▶ WHAT YOU HAVE TO DO
Find and return each line containing "خاکریزهای".

▶ EXERCISE MATERIAL
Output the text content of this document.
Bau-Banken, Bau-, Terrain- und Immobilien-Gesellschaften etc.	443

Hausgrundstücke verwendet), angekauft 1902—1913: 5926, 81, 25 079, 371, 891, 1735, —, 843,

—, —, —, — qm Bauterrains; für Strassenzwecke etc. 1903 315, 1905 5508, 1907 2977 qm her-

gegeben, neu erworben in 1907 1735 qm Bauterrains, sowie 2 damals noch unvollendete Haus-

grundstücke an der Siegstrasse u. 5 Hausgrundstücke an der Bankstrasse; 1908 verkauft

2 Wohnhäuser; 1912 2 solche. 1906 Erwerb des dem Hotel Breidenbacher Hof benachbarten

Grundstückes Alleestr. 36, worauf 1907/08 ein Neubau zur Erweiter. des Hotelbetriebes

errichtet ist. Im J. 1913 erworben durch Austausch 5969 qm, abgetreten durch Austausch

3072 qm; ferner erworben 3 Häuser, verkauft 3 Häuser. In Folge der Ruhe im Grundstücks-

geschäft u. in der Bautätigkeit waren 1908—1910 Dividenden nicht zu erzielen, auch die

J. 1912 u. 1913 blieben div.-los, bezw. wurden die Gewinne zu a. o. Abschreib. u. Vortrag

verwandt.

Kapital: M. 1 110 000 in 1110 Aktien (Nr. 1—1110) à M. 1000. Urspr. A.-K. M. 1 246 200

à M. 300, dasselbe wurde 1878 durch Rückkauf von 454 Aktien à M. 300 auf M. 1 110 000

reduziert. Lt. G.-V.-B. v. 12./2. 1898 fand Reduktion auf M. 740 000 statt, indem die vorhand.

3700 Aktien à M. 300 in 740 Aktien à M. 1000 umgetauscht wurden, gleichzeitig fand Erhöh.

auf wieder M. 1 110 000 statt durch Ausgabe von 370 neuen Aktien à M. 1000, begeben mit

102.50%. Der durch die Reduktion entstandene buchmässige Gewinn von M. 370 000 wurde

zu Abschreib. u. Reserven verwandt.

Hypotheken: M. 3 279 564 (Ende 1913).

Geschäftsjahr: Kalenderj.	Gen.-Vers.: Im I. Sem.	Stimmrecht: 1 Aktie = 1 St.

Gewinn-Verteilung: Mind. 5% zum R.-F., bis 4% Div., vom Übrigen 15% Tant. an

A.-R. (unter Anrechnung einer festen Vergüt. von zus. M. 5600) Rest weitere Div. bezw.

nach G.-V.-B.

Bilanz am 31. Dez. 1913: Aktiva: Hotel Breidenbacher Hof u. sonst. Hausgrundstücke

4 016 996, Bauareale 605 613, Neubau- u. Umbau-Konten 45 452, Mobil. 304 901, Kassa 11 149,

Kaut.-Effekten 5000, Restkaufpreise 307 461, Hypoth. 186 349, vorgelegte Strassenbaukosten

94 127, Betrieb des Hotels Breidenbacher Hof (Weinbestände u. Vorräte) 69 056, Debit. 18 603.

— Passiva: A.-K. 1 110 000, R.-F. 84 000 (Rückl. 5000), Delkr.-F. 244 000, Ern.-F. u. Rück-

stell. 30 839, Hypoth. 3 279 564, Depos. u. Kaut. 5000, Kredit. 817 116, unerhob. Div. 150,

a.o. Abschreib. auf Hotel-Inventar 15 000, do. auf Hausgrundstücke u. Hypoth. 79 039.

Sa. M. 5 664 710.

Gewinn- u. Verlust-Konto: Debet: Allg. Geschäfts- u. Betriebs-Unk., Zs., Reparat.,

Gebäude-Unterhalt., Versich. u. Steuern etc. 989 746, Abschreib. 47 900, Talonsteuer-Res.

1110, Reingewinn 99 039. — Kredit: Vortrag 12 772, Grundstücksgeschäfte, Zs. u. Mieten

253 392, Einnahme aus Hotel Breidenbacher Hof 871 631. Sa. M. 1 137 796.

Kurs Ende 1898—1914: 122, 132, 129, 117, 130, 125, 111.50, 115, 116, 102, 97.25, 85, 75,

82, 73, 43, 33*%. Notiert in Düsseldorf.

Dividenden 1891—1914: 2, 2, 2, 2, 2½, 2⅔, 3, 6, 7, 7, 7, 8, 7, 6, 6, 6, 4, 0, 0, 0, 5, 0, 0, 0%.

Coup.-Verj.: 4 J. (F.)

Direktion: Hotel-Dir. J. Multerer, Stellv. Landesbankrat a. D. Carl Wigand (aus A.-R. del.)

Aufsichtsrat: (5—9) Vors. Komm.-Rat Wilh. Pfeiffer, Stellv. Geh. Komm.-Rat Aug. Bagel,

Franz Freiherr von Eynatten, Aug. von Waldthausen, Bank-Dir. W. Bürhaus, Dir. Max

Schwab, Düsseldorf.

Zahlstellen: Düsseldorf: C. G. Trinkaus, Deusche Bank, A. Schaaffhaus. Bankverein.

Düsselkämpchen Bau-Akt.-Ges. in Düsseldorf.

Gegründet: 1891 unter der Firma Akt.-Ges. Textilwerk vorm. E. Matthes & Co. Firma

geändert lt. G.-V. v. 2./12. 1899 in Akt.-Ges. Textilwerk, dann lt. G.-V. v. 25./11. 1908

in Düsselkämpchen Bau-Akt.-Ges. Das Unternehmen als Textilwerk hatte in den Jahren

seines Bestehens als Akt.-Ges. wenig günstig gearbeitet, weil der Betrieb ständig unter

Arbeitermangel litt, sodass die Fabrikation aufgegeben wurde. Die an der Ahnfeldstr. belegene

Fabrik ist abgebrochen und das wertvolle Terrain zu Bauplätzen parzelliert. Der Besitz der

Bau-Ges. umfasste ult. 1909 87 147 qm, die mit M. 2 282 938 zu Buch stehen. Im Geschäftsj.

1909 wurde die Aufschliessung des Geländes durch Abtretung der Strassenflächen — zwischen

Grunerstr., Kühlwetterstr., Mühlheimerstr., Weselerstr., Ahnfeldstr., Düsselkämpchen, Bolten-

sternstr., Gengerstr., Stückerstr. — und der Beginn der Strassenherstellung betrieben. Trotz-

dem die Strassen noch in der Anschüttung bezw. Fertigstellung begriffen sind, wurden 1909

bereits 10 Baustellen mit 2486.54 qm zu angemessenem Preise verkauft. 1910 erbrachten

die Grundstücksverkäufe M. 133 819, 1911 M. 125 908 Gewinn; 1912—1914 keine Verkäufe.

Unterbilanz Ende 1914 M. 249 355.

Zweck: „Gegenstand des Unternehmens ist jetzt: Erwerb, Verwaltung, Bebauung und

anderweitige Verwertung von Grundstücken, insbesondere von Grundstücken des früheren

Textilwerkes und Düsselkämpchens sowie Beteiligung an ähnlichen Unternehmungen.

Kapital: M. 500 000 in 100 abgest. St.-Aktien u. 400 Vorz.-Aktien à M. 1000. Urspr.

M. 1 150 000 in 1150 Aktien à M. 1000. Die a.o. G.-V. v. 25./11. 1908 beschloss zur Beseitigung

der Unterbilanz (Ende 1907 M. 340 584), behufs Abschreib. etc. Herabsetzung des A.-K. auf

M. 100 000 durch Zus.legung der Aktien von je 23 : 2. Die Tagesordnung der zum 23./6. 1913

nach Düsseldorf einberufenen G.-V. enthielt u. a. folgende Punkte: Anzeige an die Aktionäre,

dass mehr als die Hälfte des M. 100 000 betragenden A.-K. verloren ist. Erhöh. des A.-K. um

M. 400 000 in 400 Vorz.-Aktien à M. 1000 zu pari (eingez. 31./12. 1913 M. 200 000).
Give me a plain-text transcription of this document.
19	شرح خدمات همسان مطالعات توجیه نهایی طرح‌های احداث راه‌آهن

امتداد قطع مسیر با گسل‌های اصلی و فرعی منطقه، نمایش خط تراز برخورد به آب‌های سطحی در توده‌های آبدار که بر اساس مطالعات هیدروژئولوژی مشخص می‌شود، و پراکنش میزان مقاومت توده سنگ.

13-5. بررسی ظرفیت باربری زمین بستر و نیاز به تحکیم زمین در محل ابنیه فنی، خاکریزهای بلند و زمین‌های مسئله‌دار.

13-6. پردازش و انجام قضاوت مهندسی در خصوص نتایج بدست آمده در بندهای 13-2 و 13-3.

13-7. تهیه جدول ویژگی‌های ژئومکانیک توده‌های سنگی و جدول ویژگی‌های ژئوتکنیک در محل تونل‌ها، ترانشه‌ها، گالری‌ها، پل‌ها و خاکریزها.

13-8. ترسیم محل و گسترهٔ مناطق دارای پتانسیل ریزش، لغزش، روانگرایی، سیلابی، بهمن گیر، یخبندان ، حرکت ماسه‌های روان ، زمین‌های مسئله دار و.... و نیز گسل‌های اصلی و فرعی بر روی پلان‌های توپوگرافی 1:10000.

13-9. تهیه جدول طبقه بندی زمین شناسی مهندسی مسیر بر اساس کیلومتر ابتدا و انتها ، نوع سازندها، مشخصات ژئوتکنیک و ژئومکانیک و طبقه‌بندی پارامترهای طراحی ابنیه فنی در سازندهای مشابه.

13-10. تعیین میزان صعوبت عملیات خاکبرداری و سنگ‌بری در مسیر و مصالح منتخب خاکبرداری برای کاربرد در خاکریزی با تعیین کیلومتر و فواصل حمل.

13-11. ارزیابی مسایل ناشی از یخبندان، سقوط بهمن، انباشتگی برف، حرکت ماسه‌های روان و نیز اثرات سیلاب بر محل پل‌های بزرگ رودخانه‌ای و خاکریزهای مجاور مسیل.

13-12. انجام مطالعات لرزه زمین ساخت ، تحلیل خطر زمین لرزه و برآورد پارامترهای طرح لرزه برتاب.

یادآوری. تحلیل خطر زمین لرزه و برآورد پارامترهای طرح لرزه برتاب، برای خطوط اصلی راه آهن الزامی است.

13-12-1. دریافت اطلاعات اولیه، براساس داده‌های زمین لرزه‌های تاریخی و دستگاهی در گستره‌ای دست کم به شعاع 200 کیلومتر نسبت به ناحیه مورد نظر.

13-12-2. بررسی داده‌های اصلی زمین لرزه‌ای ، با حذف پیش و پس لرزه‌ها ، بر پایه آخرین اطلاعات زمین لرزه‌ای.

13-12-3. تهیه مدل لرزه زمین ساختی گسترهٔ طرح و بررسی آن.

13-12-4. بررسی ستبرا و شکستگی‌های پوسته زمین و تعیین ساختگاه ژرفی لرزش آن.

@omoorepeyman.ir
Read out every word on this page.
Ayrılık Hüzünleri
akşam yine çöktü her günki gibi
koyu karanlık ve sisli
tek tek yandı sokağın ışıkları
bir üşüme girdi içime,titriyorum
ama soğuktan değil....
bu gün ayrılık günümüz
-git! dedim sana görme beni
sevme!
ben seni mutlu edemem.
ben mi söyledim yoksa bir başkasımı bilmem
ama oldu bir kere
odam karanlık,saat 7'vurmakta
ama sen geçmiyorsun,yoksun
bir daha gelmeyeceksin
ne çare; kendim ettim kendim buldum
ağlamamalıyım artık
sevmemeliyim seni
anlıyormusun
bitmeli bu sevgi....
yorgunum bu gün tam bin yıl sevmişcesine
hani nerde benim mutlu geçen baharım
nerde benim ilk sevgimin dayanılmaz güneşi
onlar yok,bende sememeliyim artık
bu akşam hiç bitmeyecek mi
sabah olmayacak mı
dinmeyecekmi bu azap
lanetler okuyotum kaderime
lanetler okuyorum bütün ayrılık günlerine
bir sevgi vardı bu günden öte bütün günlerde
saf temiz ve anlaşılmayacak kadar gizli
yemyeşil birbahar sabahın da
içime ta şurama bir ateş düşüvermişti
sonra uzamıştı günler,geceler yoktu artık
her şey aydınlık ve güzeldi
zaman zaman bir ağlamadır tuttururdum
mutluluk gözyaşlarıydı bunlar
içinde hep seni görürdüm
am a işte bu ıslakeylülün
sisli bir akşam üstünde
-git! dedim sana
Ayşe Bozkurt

▶ TASK RESPONSE
13-5. بررسی ظرفیت باربری زمین بستر و نیاز به تحکیم زمین در محل ابنیه فنی، خاکریزهای بلند و زمین‌های مسئله‌دار.
13-11. ارزیابی مسایل ناشی از یخبندان، سقوط بهمن، انباشتگی برف، حرکت ماسه‌های روان و نیز اثرات سیلاب بر محل پل‌های بزرگ رودخانه‌ای و خاکریزهای مجاور مسیل.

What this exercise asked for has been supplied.